A performance metric to fight smog
Dealing with pollution requires an empowered institution whose performance is tied solely to controlling pollution.
The Great Smog of India is in the genre of everything-the-intelligent-person should know about air pollution in India. It’s attractively written with an easy, breezy style. It instantly sets the reader at ease that she is not about to be inundated with complicated scientific models and graphs about climate change. The author purposefully dumbs down the narrative. The first three chapters like a novel with a bottom-up view of what air pollution means to the ordinary Indian and the havoc it can cause in everyday lives.
The author is wise in limiting his objectives to build his narrative by aggregating existing literature. There is a great deal of overseas work on the source and health impacts of air pollution but relatively little about India. We learn for instance that a million people — around 10 per cent of total deaths — die every year prematurely due to air pollution.
Smog is a North Indian problem caused by the mighty Himalayas which block the dust and soot, carried by strong winds from as far away as West Asia, from transgressing into Tibet and thence China. This cloud of death hangs about the northern plains just below the Himalayan range.
Some of this pollution is due to the burning of rice stubble in November to clear the fields for the winter wheat crop. Just '240 billion could virtually end pollution on this account by subsidising the purchase of farm equipment in Punjab, Haryana and Uttar Pradesh which can cut the stubble, plant the wheat crop and grind the paddy straw into the soil as desirable, protective mulch for the wheat seeds.

- **EXERCISES TO COMPLETE**:
[a] Which states does the book review on smog name for subsidized farm equipment purchases?
[b] Continue the book review on smog from its final sentence.

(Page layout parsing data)

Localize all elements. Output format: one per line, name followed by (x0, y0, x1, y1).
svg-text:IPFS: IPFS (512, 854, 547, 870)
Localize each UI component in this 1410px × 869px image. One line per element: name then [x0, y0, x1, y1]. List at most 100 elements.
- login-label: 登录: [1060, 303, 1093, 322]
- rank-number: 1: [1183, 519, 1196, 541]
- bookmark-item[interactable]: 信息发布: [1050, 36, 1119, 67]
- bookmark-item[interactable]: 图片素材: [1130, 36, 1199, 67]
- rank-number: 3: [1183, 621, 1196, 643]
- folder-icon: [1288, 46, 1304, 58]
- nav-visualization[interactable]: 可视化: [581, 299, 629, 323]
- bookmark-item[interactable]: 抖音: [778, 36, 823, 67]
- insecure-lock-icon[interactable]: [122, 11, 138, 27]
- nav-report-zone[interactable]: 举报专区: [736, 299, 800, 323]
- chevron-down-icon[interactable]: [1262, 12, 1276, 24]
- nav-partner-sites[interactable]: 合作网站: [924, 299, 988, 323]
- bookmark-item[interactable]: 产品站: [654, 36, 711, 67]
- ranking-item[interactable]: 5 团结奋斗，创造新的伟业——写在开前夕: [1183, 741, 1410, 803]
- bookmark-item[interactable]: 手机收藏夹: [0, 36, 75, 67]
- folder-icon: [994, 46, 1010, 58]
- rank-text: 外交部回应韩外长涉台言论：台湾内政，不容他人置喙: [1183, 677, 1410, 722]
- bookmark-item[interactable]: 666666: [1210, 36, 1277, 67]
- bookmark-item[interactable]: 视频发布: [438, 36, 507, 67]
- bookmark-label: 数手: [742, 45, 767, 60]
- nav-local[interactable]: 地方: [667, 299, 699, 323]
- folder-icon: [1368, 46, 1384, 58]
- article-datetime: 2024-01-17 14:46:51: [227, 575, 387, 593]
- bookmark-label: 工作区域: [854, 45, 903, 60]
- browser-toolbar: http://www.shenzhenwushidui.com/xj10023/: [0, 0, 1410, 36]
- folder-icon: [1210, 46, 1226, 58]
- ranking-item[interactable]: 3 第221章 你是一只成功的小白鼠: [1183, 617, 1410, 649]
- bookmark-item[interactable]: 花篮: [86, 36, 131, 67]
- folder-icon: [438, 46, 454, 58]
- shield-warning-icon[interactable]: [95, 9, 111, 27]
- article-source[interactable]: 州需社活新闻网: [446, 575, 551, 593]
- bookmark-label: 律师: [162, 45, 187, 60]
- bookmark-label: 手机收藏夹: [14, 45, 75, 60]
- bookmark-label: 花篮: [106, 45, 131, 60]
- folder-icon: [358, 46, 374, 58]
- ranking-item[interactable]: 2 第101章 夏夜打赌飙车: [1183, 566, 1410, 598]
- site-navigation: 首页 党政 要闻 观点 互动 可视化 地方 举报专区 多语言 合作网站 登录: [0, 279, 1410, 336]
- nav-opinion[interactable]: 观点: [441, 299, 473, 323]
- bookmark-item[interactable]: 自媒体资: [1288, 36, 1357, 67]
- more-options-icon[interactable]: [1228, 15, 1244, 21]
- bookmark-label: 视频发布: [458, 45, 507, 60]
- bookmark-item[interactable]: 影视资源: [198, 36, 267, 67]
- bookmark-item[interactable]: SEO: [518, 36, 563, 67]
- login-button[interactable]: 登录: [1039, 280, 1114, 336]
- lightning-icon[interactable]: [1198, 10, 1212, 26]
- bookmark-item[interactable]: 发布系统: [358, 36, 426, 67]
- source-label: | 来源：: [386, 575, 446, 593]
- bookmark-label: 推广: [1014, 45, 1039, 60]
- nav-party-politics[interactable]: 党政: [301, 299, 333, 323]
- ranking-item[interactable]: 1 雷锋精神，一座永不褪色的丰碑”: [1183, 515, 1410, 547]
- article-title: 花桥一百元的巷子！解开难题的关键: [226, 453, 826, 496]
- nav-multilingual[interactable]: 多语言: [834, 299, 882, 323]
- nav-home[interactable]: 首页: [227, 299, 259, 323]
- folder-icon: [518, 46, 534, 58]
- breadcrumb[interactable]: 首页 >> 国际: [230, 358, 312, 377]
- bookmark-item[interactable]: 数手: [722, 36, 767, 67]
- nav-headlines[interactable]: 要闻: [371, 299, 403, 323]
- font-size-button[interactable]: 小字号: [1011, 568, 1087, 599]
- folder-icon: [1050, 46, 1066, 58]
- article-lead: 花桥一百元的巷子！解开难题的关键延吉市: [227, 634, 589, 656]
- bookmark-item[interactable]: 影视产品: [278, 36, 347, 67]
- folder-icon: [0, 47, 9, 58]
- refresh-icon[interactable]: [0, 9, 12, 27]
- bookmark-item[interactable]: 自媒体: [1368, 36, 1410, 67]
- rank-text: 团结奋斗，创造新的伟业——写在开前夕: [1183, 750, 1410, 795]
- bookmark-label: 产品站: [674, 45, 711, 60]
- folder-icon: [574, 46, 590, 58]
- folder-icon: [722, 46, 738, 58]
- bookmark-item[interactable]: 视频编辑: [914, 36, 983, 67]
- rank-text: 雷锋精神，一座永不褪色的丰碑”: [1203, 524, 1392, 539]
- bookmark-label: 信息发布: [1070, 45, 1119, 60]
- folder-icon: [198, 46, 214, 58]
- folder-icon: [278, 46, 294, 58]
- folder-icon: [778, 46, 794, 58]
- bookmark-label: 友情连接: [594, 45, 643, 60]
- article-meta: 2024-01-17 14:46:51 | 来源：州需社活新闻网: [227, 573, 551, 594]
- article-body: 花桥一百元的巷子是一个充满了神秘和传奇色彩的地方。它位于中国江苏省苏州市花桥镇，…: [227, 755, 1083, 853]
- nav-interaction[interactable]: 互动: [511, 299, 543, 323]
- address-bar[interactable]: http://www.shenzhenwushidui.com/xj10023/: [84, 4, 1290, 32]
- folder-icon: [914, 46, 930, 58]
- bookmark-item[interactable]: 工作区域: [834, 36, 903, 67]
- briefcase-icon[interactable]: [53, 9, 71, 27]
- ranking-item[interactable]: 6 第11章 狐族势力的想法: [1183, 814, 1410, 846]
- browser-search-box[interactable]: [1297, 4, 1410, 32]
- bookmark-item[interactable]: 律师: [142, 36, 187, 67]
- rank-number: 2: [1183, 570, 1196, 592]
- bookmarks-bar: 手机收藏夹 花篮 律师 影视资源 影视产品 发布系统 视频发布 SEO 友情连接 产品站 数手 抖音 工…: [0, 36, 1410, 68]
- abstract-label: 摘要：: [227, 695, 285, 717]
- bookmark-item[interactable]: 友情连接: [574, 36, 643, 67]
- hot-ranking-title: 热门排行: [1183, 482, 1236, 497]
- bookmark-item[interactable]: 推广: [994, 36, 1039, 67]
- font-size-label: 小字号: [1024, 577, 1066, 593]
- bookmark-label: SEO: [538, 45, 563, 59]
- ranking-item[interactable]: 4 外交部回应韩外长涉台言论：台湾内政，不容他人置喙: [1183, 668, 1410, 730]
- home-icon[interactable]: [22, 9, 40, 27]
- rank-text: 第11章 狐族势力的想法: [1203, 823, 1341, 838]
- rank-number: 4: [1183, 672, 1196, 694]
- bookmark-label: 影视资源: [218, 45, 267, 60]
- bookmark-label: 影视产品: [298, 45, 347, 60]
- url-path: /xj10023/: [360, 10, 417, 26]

- **ANSWERS TO THE EXERCISES**:
[a] Punjab, Haryana, Uttar Pradesh

[b]
This would not however end air pollution in the Gangetic plain. There are other point sources of emission like construction, industry and transport. But it would cut the peak loads which push air quality into the hazardous range during winter. The wonder is that this paltry sum is considered unaffordable as a public outlay. Spread across the affected population of at least 400 million citizens it amounts to just '600 per head — less than the cost of a tandoori chicken meal for two in a Punjab roadside dhaba.
The author points to the dire need for collective action by citizens to press government into doing more to avoid people from falling sick — often terminally with lung cancer; becoming prone to diabetes or deficient in Vitamin D because the healing rays of the sun are often shaded out by soot particles from burning biomass or poorly maintained coal-fired power plants — many of which are owned by the public sector. He emphasises that the success and affordability of making better healthcare accessible to all — on which Prime Minister Narendra Modi has laid great stress — depends on ensuring that less people fall ill in the first place.
The book is an engaging, albeit rambling forest walk, with the author happily heading off into side trails, ranging from energy efficiency in the manufacturing sector to the economic history of agricultural production in North India; coal mining practices and the structure of the transportation market. To the impatient reader these come as distractions from the main story. Such readers are advised to proceed directly to the last chapter. This is a lucidly written account of why India is so polluted.
Read this in conjunction with Chapter 2 which is intriguingly titled, “Love in the Time of Air Pollution”. But the title is just a hook to get the reader down to some serious reading about the sources of air pollution and the health impacts thereof.
The short point is there is contradictory evidence about the load of pollutants imposed from different sources. But simultaneous action is key on all the four main sources — power generation from big coal plants and distributed diesel generators used by the rich and by industry to fill the gaps in electricity supply; private vehicles particularly diesel cars, trucks and buses; coal-fired industries and the burning of biomass. The costs associated with cleaning up our coal, biomass and oil economies is miniscule when compared with the likely health impacts of further neglect.
The political economy issue with enhancing the supply of quality public goods (like clean air) is that they are not as effective for getting votes as reducing the cost of private goods (food, fuel and fertiliser) for getting votes — the final metric in a democracy of how and where capital is allocated.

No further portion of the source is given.